* [Your task]:
Please reproduce word for word the passage of the Duke MBA employment text from "Consulting, tech, and" up to and including "industry of choice.".

Consulting, tech, and financial services account for 76% of acceptances in both 2021 and 2020, "yet the types of roles are evolving with business needs," Dirks writes. "For example, with increased reliance on online shopping, the percentage of technology jobs in e-commerce jumped by 30% in just one year, from 40% of all tech in 2020 to 52% in 2021."
Amazon became the top employer of Duke MBAs in 2020, surpassing the consulting bigwigs; in 2021, Amazon retained the title of top employer of Fuqua grads. However, between Deloitte and two other industry giants, McKinsey and BCG, consulting is still Duke grads' industry of choice.
Fuqua MBAs accepted jobs in 25 U.S. states and the District of Columbia, with New York City the top single destination, as it has been for years. However, 28% of the class went West for work, to California, Washington, and Oregon; Seattle and San Francisco were two of the top five metro locations.

* [Listed records]:
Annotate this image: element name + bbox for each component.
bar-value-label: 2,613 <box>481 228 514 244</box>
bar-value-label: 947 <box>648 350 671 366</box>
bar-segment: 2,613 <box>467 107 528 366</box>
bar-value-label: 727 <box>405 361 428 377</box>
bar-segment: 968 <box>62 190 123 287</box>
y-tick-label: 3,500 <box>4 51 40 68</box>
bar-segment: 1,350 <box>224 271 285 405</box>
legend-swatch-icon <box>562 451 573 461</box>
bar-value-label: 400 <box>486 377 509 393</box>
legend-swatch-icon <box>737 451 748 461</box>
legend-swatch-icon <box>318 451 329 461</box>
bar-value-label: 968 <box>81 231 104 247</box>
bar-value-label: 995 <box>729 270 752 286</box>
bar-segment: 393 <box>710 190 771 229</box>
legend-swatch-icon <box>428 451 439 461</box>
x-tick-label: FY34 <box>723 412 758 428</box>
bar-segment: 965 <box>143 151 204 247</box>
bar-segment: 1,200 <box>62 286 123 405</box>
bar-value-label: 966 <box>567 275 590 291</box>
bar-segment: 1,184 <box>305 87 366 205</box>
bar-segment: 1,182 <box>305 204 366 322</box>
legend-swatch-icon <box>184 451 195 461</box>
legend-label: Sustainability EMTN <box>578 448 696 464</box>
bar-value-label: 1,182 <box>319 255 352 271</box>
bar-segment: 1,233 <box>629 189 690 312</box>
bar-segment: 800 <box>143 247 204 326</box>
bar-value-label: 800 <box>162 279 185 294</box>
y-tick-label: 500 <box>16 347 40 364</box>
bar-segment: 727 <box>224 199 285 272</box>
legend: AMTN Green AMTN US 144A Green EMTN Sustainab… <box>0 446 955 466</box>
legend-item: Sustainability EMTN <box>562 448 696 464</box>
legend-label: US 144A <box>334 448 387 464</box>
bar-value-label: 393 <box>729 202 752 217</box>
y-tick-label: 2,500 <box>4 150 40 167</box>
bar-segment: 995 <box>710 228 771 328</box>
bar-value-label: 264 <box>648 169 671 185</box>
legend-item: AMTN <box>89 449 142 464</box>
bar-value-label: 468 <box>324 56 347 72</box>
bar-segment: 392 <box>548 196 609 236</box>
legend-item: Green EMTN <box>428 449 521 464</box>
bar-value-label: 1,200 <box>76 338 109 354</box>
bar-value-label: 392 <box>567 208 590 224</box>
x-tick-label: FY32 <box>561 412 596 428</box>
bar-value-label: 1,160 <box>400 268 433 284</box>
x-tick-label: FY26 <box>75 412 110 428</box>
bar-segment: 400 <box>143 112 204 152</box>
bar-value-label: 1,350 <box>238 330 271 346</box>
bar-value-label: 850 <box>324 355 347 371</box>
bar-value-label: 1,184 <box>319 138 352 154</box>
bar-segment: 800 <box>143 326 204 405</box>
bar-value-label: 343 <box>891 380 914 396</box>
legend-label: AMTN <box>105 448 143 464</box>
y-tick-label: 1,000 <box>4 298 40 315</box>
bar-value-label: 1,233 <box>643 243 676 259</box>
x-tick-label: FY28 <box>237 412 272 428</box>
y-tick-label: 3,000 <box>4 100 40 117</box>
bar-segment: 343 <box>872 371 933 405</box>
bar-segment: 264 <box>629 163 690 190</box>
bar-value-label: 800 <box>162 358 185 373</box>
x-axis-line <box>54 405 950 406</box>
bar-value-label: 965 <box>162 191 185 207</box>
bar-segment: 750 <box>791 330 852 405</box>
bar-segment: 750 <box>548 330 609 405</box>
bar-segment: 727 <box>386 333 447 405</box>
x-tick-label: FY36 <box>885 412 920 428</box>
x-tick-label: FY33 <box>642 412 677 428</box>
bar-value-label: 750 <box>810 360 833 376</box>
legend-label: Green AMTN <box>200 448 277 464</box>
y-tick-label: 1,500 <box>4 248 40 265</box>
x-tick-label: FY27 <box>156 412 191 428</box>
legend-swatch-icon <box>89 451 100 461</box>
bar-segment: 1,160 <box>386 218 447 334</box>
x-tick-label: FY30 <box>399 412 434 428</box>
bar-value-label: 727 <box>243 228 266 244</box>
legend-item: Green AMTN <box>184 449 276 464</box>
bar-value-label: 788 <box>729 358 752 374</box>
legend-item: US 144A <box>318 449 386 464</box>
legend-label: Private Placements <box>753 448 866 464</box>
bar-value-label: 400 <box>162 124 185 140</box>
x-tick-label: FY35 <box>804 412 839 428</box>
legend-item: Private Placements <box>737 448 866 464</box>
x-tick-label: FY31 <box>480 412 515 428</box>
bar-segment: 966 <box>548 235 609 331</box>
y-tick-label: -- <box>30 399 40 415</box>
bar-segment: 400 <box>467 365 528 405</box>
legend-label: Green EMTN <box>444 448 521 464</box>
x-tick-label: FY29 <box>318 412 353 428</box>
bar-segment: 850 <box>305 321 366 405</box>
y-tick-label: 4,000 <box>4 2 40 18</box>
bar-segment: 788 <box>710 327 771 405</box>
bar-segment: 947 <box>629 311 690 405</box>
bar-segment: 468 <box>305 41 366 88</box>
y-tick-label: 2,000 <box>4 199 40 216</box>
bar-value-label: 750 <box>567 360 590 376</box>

* [Output below]:
Consulting, tech, and financial services account for 76% of acceptances in both 2021 and 2020, "yet the types of roles are evolving with business needs," Dirks writes. "For example, with increased reliance on online shopping, the percentage of technology jobs in e-commerce jumped by 30% in just one year, from 40% of all tech in 2020 to 52% in 2021."
Amazon became the top employer of Duke MBAs in 2020, surpassing the consulting bigwigs; in 2021, Amazon retained the title of top employer of Fuqua grads. However, between Deloitte and two other industry giants, McKinsey and BCG, consulting is still Duke grads' industry of choice.